* Dataset extract *
§
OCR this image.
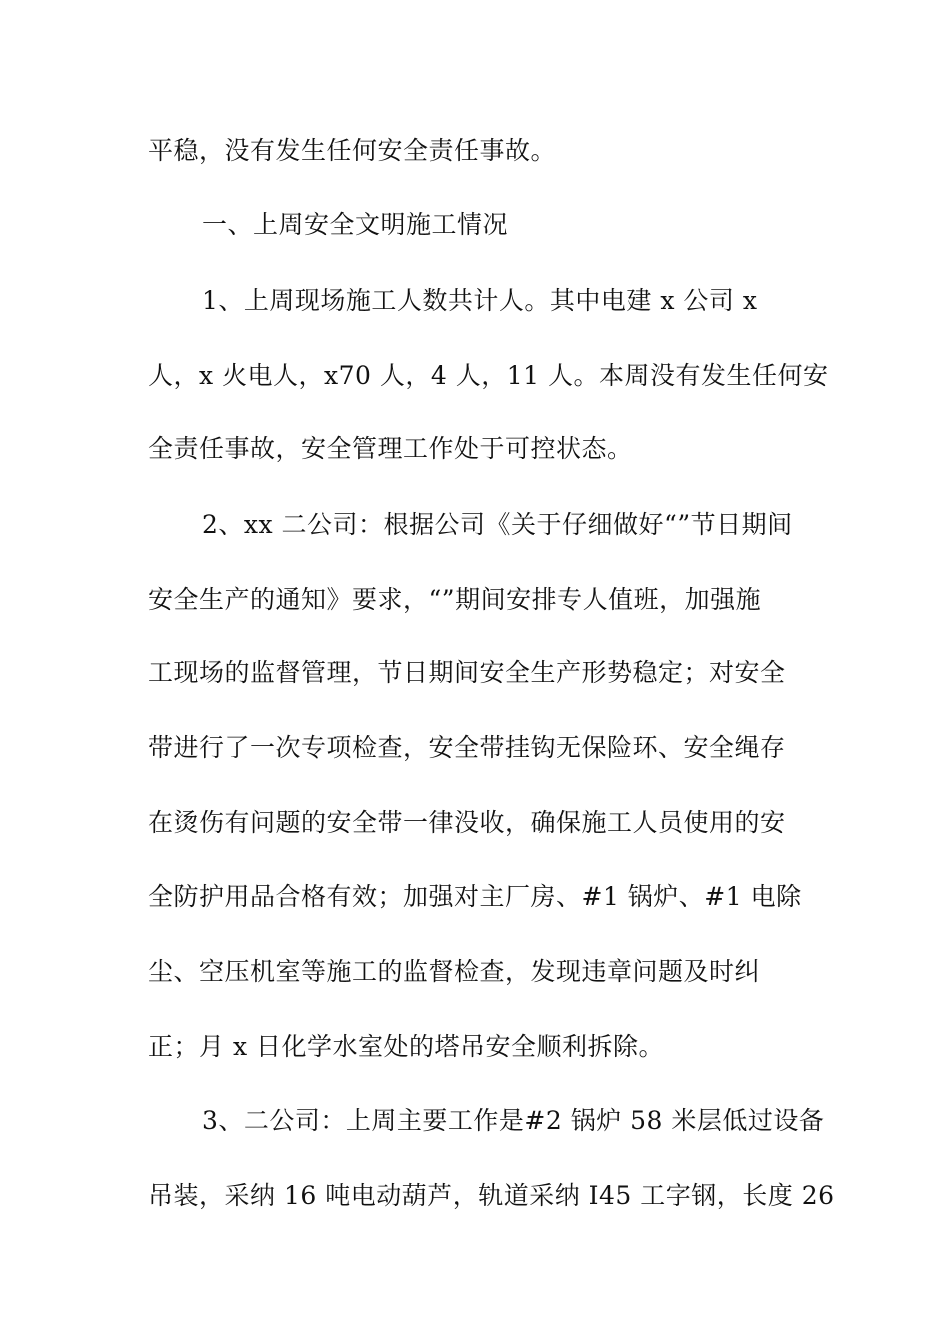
平稳，没有发生任何安全责任事故。
一、上周安全文明施工情况
1、上周现场施工人数共计人。其中电建 x 公司 x
人，x 火电人，x70 人，4 人，11 人。本周没有发生任何安
全责任事故，安全管理工作处于可控状态。
2、xx 二公司：根据公司《关于仔细做好“”节日期间
安全生产的通知》要求，“”期间安排专人值班，加强施
工现场的监督管理，节日期间安全生产形势稳定；对安全
带进行了一次专项检查，安全带挂钩无保险环、安全绳存
在烫伤有问题的安全带一律没收，确保施工人员使用的安
全防护用品合格有效；加强对主厂房、#1 锅炉、#1 电除
尘、空压机室等施工的监督检查，发现违章问题及时纠
正；月 x 日化学水室处的塔吊安全顺利拆除。
3、二公司：上周主要工作是#2 锅炉 58 米层低过设备
吊装，采纳 16 吨电动葫芦，轨道采纳 I45 工字钢，长度 26
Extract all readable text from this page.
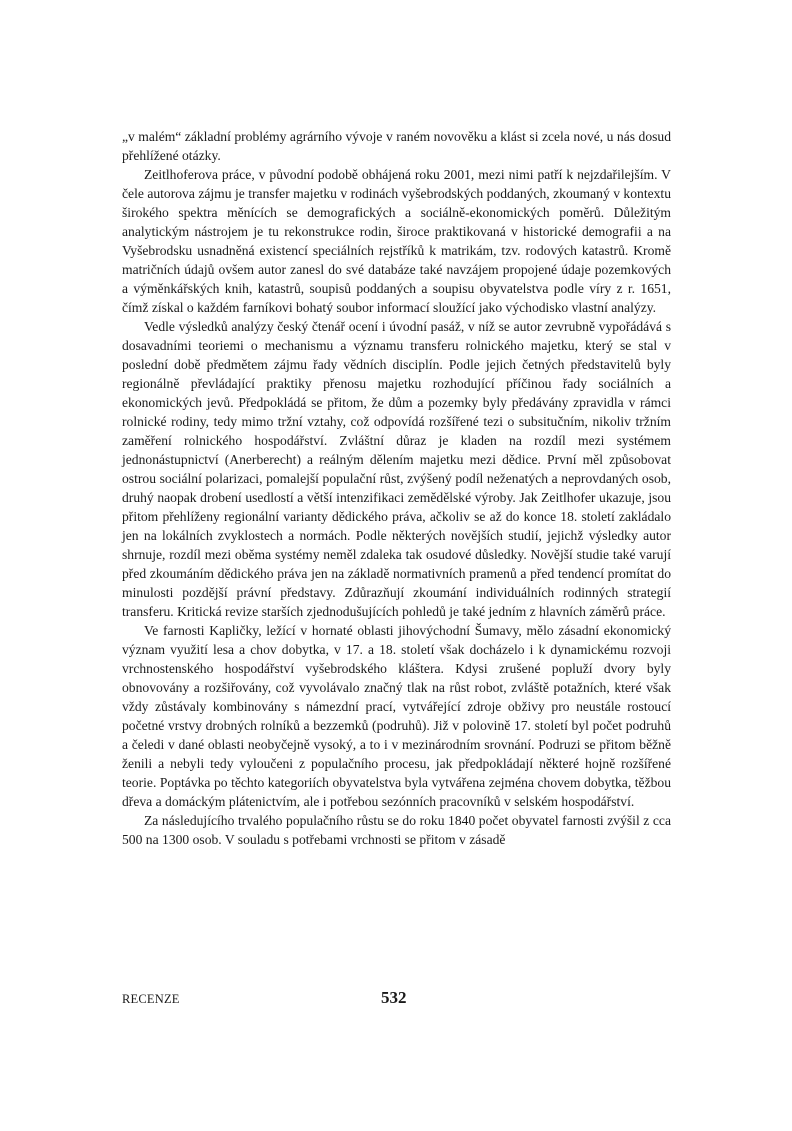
„v malém“ základní problémy agrárního vývoje v raném novověku a klást si zcela nové, u nás dosud přehlížené otázky.

Zeitlhoferova práce, v původní podobě obhájená roku 2001, mezi nimi patří k nejzdařilejším. V čele autorova zájmu je transfer majetku v rodinách vyšebrodských poddaných, zkoumaný v kontextu širokého spektra měnících se demografických a sociálně-ekonomických poměrů. Důležitým analytickým nástrojem je tu rekonstrukce rodin, široce praktikovaná v historické demografii a na Vyšebrodsku usnadněná existencí speciálních rejstříků k matrikám, tzv. rodových katastrů. Kromě matričních údajů ovšem autor zanesl do své databáze také navzájem propojené údaje pozemkových a výměnkářských knih, katastrů, soupisů poddaných a soupisu obyvatelstva podle víry z r. 1651, čímž získal o každém farníkovi bohatý soubor informací sloužící jako východisko vlastní analýzy.

Vedle výsledků analýzy český čtenář ocení i úvodní pasáž, v níž se autor zevrubně vypořádává s dosavadními teoriemi o mechanismu a významu transferu rolnického majetku, který se stal v poslední době předmětem zájmu řady vědních disciplín. Podle jejich četných představitelů byly regionálně převládající praktiky přenosu majetku rozhodující příčinou řady sociálních a ekonomických jevů. Předpokládá se přitom, že dům a pozemky byly předávány zpravidla v rámci rolnické rodiny, tedy mimo tržní vztahy, což odpovídá rozšířené tezi o subsitučním, nikoliv tržním zaměření rolnického hospodářství. Zvláštní důraz je kladen na rozdíl mezi systémem jednonástupnictví (Anerberecht) a reálným dělením majetku mezi dědice. První měl způsobovat ostrou sociální polarizaci, pomalejší populační růst, zvýšený podíl neženatých a neprovdaných osob, druhý naopak drobení usedlostí a větší intenzifikaci zemědělské výroby. Jak Zeitlhofer ukazuje, jsou přitom přehlíženy regionální varianty dědického práva, ačkoliv se až do konce 18. století zakládalo jen na lokálních zvyklostech a normách. Podle některých novějších studií, jejichž výsledky autor shrnuje, rozdíl mezi oběma systémy neměl zdaleka tak osudové důsledky. Novější studie také varují před zkoumáním dědického práva jen na základě normativních pramenů a před tendencí promítat do minulosti pozdější právní představy. Zdůrazňují zkoumání individuálních rodinných strategií transferu. Kritická revize starších zjednodušujících pohledů je také jedním z hlavních záměrů práce.

Ve farnosti Kapličky, ležící v hornaté oblasti jihovýchodní Šumavy, mělo zásadní ekonomický význam využití lesa a chov dobytka, v 17. a 18. století však docházelo i k dynamickému rozvoji vrchnostenského hospodářství vyšebrodského kláštera. Kdysi zrušené popluží dvory byly obnovovány a rozšiřovány, což vyvolávalo značný tlak na růst robot, zvláště potažních, které však vždy zůstávaly kombinovány s námezdní prací, vytvářející zdroje obživy pro neustále rostoucí početné vrstvy drobných rolníků a bezzemků (podruhů). Již v polovině 17. století byl počet podruhů a čeledi v dané oblasti neobyčejně vysoký, a to i v mezinárodním srovnání. Podruzi se přitom běžně ženili a nebyli tedy vyloučeni z populačního procesu, jak předpokládají některé hojně rozšířené teorie. Poptávka po těchto kategoriích obyvatelstva byla vytvářena zejména chovem dobytka, těžbou dřeva a domáckým plátenictvím, ale i potřebou sezónních pracovníků v selském hospodářství.

Za následujícího trvalého populačního růstu se do roku 1840 počet obyvatel farnosti zvýšil z cca 500 na 1300 osob. V souladu s potřebami vrchnosti se přitom v zásadě

RECENZE	532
§
* Aim of the task *
Please write out all of the material above without changing a word, and omit any pictures.

* Solution for this task *
OCR this image.
平稳，没有发生任何安全责任事故。
一、上周安全文明施工情况
1、上周现场施工人数共计人。其中电建 x 公司 x
人，x 火电人，x70 人，4 人，11 人。本周没有发生任何安
全责任事故，安全管理工作处于可控状态。
2、xx 二公司：根据公司《关于仔细做好“”节日期间
安全生产的通知》要求，“”期间安排专人值班，加强施
工现场的监督管理，节日期间安全生产形势稳定；对安全
带进行了一次专项检查，安全带挂钩无保险环、安全绳存
在烫伤有问题的安全带一律没收，确保施工人员使用的安
全防护用品合格有效；加强对主厂房、#1 锅炉、#1 电除
尘、空压机室等施工的监督检查，发现违章问题及时纠
正；月 x 日化学水室处的塔吊安全顺利拆除。
3、二公司：上周主要工作是#2 锅炉 58 米层低过设备
吊装，采纳 16 吨电动葫芦，轨道采纳 I45 工字钢，长度 26
Extract all readable text from this page.
„v malém“ základní problémy agrárního vývoje v raném novověku a klást si zcela nové, u nás dosud přehlížené otázky.

Zeitlhoferova práce, v původní podobě obhájená roku 2001, mezi nimi patří k nejzdařilejším. V čele autorova zájmu je transfer majetku v rodinách vyšebrodských poddaných, zkoumaný v kontextu širokého spektra měnících se demografických a sociálně-ekonomických poměrů. Důležitým analytickým nástrojem je tu rekonstrukce rodin, široce praktikovaná v historické demografii a na Vyšebrodsku usnadněná existencí speciálních rejstříků k matrikám, tzv. rodových katastrů. Kromě matričních údajů ovšem autor zanesl do své databáze také navzájem propojené údaje pozemkových a výměnkářských knih, katastrů, soupisů poddaných a soupisu obyvatelstva podle víry z r. 1651, čímž získal o každém farníkovi bohatý soubor informací sloužící jako východisko vlastní analýzy.

Vedle výsledků analýzy český čtenář ocení i úvodní pasáž, v níž se autor zevrubně vypořádává s dosavadními teoriemi o mechanismu a významu transferu rolnického majetku, který se stal v poslední době předmětem zájmu řady vědních disciplín. Podle jejich četných představitelů byly regionálně převládající praktiky přenosu majetku rozhodující příčinou řady sociálních a ekonomických jevů. Předpokládá se přitom, že dům a pozemky byly předávány zpravidla v rámci rolnické rodiny, tedy mimo tržní vztahy, což odpovídá rozšířené tezi o subsitučním, nikoliv tržním zaměření rolnického hospodářství. Zvláštní důraz je kladen na rozdíl mezi systémem jednonástupnictví (Anerberecht) a reálným dělením majetku mezi dědice. První měl způsobovat ostrou sociální polarizaci, pomalejší populační růst, zvýšený podíl neženatých a neprovdaných osob, druhý naopak drobení usedlostí a větší intenzifikaci zemědělské výroby. Jak Zeitlhofer ukazuje, jsou přitom přehlíženy regionální varianty dědického práva, ačkoliv se až do konce 18. století zakládalo jen na lokálních zvyklostech a normách. Podle některých novějších studií, jejichž výsledky autor shrnuje, rozdíl mezi oběma systémy neměl zdaleka tak osudové důsledky. Novější studie také varují před zkoumáním dědického práva jen na základě normativních pramenů a před tendencí promítat do minulosti pozdější právní představy. Zdůrazňují zkoumání individuálních rodinných strategií transferu. Kritická revize starších zjednodušujících pohledů je také jedním z hlavních záměrů práce.

Ve farnosti Kapličky, ležící v hornaté oblasti jihovýchodní Šumavy, mělo zásadní ekonomický význam využití lesa a chov dobytka, v 17. a 18. století však docházelo i k dynamickému rozvoji vrchnostenského hospodářství vyšebrodského kláštera. Kdysi zrušené popluží dvory byly obnovovány a rozšiřovány, což vyvolávalo značný tlak na růst robot, zvláště potažních, které však vždy zůstávaly kombinovány s námezdní prací, vytvářející zdroje obživy pro neustále rostoucí početné vrstvy drobných rolníků a bezzemků (podruhů). Již v polovině 17. století byl počet podruhů a čeledi v dané oblasti neobyčejně vysoký, a to i v mezinárodním srovnání. Podruzi se přitom běžně ženili a nebyli tedy vyloučeni z populačního procesu, jak předpokládají některé hojně rozšířené teorie. Poptávka po těchto kategoriích obyvatelstva byla vytvářena zejména chovem dobytka, těžbou dřeva a domáckým plátenictvím, ale i potřebou sezónních pracovníků v selském hospodářství.

Za následujícího trvalého populačního růstu se do roku 1840 počet obyvatel farnosti zvýšil z cca 500 na 1300 osob. V souladu s potřebami vrchnosti se přitom v zásadě

RECENZE	532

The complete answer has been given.